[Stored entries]
------------------------------------------------

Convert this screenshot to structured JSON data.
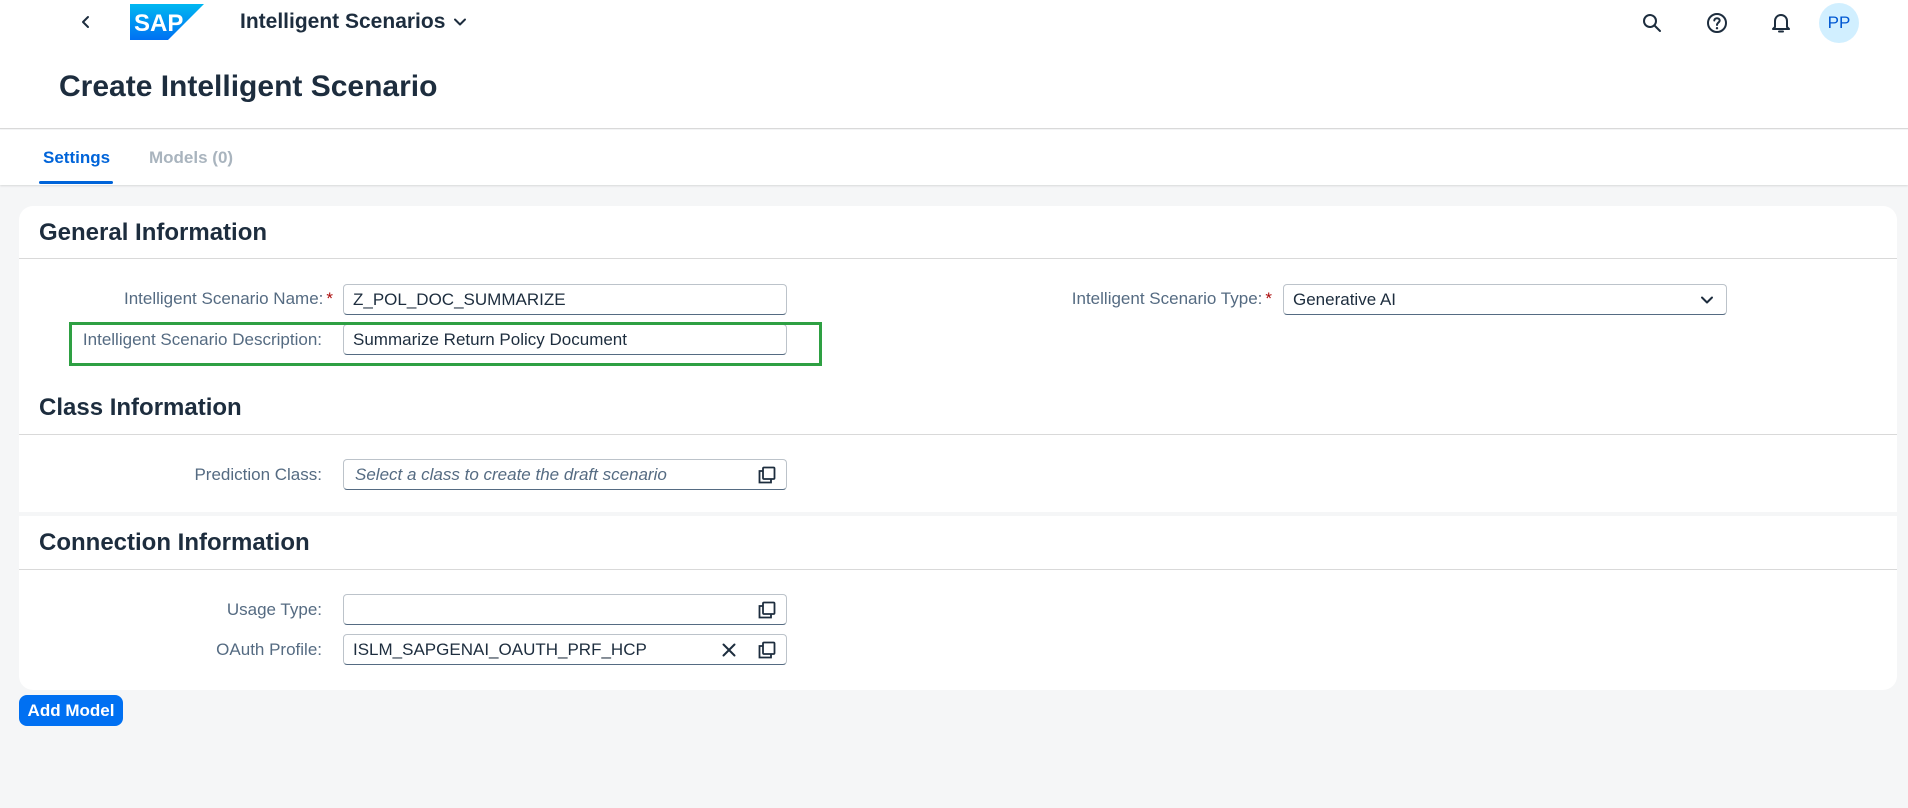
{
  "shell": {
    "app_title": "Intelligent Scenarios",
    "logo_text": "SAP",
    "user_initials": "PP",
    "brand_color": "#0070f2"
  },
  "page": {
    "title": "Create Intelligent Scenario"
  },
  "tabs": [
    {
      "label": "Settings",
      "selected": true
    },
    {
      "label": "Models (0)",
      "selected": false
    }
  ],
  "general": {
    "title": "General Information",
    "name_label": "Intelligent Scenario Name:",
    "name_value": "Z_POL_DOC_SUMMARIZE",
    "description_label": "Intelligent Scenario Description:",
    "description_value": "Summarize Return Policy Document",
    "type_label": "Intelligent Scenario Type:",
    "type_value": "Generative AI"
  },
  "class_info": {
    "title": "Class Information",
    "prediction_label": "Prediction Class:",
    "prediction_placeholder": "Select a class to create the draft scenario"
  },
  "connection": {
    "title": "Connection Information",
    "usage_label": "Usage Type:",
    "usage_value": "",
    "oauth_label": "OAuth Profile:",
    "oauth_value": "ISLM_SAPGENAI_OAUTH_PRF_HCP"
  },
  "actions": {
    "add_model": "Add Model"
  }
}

------------------------------------------------

### Requirements
Search the data above for the word "Information", then gather each line in which it appears.

### Result for this exercise
    "title": "General Information",
    "title": "Class Information",
    "title": "Connection Information",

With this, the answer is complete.